## TASK PROMPT
Look through the data below. Pick out the lines holding the string "this".

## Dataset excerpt
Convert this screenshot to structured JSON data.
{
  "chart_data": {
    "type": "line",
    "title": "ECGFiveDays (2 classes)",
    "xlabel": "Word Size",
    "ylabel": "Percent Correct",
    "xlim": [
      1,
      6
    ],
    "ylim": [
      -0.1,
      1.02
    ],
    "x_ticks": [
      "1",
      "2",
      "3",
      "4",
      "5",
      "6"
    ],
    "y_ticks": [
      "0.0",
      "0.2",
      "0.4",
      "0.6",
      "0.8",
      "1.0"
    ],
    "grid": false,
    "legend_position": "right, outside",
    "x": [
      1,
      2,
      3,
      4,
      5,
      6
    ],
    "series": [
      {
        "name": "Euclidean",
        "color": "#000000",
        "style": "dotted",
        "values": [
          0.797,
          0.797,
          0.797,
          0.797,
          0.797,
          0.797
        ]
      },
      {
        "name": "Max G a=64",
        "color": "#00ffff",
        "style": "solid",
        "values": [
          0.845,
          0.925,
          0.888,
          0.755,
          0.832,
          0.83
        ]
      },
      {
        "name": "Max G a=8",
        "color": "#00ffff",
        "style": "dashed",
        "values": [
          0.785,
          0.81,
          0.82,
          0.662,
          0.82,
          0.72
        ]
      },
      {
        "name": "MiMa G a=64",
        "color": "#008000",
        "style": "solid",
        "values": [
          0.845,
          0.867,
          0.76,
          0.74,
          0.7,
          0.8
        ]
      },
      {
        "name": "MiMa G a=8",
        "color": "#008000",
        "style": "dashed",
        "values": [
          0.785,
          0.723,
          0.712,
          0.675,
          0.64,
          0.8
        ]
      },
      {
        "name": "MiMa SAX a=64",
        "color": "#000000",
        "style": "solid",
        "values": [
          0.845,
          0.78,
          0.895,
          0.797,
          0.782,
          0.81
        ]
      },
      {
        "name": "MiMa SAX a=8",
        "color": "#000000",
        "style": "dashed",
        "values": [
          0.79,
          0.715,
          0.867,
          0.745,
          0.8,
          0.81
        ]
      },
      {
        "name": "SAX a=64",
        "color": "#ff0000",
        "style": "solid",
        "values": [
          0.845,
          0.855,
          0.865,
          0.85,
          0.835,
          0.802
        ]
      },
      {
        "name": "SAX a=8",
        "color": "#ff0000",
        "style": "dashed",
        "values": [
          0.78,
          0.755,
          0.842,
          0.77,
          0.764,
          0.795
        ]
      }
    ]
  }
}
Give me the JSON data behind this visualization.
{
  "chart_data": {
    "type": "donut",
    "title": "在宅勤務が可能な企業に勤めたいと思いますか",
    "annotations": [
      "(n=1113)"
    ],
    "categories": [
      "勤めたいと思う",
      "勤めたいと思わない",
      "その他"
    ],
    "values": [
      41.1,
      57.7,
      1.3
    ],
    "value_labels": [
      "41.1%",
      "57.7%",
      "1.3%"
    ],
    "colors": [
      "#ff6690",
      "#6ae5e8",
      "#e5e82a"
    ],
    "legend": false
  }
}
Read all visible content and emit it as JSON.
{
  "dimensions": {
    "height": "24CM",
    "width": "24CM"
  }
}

## RESULT
Convert this screenshot to structured JSON data.
Give me the JSON data behind this visualization.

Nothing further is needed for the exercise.